◆ **Instruction**:
Could every line of the data be printed exactly as it reads?

◆ **Material supplied**:

○ ○ ○ ○ ○

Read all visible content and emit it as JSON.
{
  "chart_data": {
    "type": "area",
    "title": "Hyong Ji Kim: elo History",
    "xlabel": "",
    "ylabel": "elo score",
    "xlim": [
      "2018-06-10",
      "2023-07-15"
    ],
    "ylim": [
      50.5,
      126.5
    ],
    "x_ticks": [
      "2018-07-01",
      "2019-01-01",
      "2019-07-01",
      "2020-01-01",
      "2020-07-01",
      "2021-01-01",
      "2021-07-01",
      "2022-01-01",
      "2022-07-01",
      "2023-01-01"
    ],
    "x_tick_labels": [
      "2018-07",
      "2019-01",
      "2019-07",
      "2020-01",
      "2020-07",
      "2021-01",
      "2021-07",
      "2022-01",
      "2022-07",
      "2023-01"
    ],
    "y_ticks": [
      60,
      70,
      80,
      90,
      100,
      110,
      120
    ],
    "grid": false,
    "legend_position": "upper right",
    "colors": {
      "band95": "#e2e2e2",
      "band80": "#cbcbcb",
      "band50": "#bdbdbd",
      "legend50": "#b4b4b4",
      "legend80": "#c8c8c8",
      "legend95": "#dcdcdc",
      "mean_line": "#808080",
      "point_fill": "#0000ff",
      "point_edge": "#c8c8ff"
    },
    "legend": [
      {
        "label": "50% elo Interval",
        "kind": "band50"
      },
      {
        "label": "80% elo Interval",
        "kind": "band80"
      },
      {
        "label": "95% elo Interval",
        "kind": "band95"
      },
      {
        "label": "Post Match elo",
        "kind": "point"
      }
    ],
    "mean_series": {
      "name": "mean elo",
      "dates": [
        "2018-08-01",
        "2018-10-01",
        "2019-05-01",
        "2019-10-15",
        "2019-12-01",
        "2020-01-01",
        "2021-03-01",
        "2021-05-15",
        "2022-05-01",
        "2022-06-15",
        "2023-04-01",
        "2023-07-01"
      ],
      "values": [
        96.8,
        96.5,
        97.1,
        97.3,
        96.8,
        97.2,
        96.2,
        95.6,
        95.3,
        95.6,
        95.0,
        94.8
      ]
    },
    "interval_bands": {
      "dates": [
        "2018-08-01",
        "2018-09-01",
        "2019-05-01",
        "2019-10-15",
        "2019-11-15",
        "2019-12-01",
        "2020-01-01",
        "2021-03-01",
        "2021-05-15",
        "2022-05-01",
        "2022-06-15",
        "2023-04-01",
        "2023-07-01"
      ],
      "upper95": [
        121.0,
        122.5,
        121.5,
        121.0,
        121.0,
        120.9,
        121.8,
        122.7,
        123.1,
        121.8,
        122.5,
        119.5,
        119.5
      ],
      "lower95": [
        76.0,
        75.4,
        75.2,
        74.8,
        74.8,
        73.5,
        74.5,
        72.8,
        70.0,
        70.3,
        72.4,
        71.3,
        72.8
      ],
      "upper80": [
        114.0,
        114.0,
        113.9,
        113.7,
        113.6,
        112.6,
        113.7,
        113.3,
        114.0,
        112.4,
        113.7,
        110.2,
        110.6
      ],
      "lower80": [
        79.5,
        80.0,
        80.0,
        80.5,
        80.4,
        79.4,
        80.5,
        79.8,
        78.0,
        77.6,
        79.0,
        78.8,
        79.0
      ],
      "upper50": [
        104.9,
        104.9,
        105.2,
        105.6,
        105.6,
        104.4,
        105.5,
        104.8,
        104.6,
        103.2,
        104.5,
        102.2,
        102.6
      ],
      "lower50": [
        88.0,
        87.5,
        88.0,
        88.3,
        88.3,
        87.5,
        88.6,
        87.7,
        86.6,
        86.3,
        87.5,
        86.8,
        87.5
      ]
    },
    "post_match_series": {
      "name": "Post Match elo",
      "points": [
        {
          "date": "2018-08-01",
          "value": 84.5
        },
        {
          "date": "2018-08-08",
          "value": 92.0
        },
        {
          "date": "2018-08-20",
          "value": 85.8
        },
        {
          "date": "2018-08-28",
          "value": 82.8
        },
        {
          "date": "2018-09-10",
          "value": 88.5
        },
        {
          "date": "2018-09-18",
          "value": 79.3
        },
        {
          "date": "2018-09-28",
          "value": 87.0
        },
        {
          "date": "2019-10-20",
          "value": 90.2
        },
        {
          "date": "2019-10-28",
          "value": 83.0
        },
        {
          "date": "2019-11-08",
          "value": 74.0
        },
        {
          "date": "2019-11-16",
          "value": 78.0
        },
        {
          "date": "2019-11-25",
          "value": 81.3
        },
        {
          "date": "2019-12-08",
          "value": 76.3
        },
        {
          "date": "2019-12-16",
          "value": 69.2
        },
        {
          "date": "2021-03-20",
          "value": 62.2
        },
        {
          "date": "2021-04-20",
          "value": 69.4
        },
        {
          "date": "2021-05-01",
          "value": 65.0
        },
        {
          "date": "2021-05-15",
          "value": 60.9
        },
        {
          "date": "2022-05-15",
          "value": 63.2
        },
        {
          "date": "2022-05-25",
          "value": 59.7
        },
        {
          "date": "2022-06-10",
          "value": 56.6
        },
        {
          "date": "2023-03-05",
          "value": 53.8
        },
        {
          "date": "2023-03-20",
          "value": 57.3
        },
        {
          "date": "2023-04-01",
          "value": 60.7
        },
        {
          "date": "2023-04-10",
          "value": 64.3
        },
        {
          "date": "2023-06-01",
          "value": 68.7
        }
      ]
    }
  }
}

○ ○ ○ ○ ○

◆ **The result**:
Read all visible content and emit it as JSON.
{
  "chart_data": {
    "type": "area",
    "title": "Hyong Ji Kim: elo History",
    "xlabel": "",
    "ylabel": "elo score",
    "xlim": [
      "2018-06-10",
      "2023-07-15"
    ],
    "ylim": [
      50.5,
      126.5
    ],
    "x_ticks": [
      "2018-07-01",
      "2019-01-01",
      "2019-07-01",
      "2020-01-01",
      "2020-07-01",
      "2021-01-01",
      "2021-07-01",
      "2022-01-01",
      "2022-07-01",
      "2023-01-01"
    ],
    "x_tick_labels": [
      "2018-07",
      "2019-01",
      "2019-07",
      "2020-01",
      "2020-07",
      "2021-01",
      "2021-07",
      "2022-01",
      "2022-07",
      "2023-01"
    ],
    "y_ticks": [
      60,
      70,
      80,
      90,
      100,
      110,
      120
    ],
    "grid": false,
    "legend_position": "upper right",
    "colors": {
      "band95": "#e2e2e2",
      "band80": "#cbcbcb",
      "band50": "#bdbdbd",
      "legend50": "#b4b4b4",
      "legend80": "#c8c8c8",
      "legend95": "#dcdcdc",
      "mean_line": "#808080",
      "point_fill": "#0000ff",
      "point_edge": "#c8c8ff"
    },
    "legend": [
      {
        "label": "50% elo Interval",
        "kind": "band50"
      },
      {
        "label": "80% elo Interval",
        "kind": "band80"
      },
      {
        "label": "95% elo Interval",
        "kind": "band95"
      },
      {
        "label": "Post Match elo",
        "kind": "point"
      }
    ],
    "mean_series": {
      "name": "mean elo",
      "dates": [
        "2018-08-01",
        "2018-10-01",
        "2019-05-01",
        "2019-10-15",
        "2019-12-01",
        "2020-01-01",
        "2021-03-01",
        "2021-05-15",
        "2022-05-01",
        "2022-06-15",
        "2023-04-01",
        "2023-07-01"
      ],
      "values": [
        96.8,
        96.5,
        97.1,
        97.3,
        96.8,
        97.2,
        96.2,
        95.6,
        95.3,
        95.6,
        95.0,
        94.8
      ]
    },
    "interval_bands": {
      "dates": [
        "2018-08-01",
        "2018-09-01",
        "2019-05-01",
        "2019-10-15",
        "2019-11-15",
        "2019-12-01",
        "2020-01-01",
        "2021-03-01",
        "2021-05-15",
        "2022-05-01",
        "2022-06-15",
        "2023-04-01",
        "2023-07-01"
      ],
      "upper95": [
        121.0,
        122.5,
        121.5,
        121.0,
        121.0,
        120.9,
        121.8,
        122.7,
        123.1,
        121.8,
        122.5,
        119.5,
        119.5
      ],
      "lower95": [
        76.0,
        75.4,
        75.2,
        74.8,
        74.8,
        73.5,
        74.5,
        72.8,
        70.0,
        70.3,
        72.4,
        71.3,
        72.8
      ],
      "upper80": [
        114.0,
        114.0,
        113.9,
        113.7,
        113.6,
        112.6,
        113.7,
        113.3,
        114.0,
        112.4,
        113.7,
        110.2,
        110.6
      ],
      "lower80": [
        79.5,
        80.0,
        80.0,
        80.5,
        80.4,
        79.4,
        80.5,
        79.8,
        78.0,
        77.6,
        79.0,
        78.8,
        79.0
      ],
      "upper50": [
        104.9,
        104.9,
        105.2,
        105.6,
        105.6,
        104.4,
        105.5,
        104.8,
        104.6,
        103.2,
        104.5,
        102.2,
        102.6
      ],
      "lower50": [
        88.0,
        87.5,
        88.0,
        88.3,
        88.3,
        87.5,
        88.6,
        87.7,
        86.6,
        86.3,
        87.5,
        86.8,
        87.5
      ]
    },
    "post_match_series": {
      "name": "Post Match elo",
      "points": [
        {
          "date": "2018-08-01",
          "value": 84.5
        },
        {
          "date": "2018-08-08",
          "value": 92.0
        },
        {
          "date": "2018-08-20",
          "value": 85.8
        },
        {
          "date": "2018-08-28",
          "value": 82.8
        },
        {
          "date": "2018-09-10",
          "value": 88.5
        },
        {
          "date": "2018-09-18",
          "value": 79.3
        },
        {
          "date": "2018-09-28",
          "value": 87.0
        },
        {
          "date": "2019-10-20",
          "value": 90.2
        },
        {
          "date": "2019-10-28",
          "value": 83.0
        },
        {
          "date": "2019-11-08",
          "value": 74.0
        },
        {
          "date": "2019-11-16",
          "value": 78.0
        },
        {
          "date": "2019-11-25",
          "value": 81.3
        },
        {
          "date": "2019-12-08",
          "value": 76.3
        },
        {
          "date": "2019-12-16",
          "value": 69.2
        },
        {
          "date": "2021-03-20",
          "value": 62.2
        },
        {
          "date": "2021-04-20",
          "value": 69.4
        },
        {
          "date": "2021-05-01",
          "value": 65.0
        },
        {
          "date": "2021-05-15",
          "value": 60.9
        },
        {
          "date": "2022-05-15",
          "value": 63.2
        },
        {
          "date": "2022-05-25",
          "value": 59.7
        },
        {
          "date": "2022-06-10",
          "value": 56.6
        },
        {
          "date": "2023-03-05",
          "value": 53.8
        },
        {
          "date": "2023-03-20",
          "value": 57.3
        },
        {
          "date": "2023-04-01",
          "value": 60.7
        },
        {
          "date": "2023-04-10",
          "value": 64.3
        },
        {
          "date": "2023-06-01",
          "value": 68.7
        }
      ]
    }
  }
}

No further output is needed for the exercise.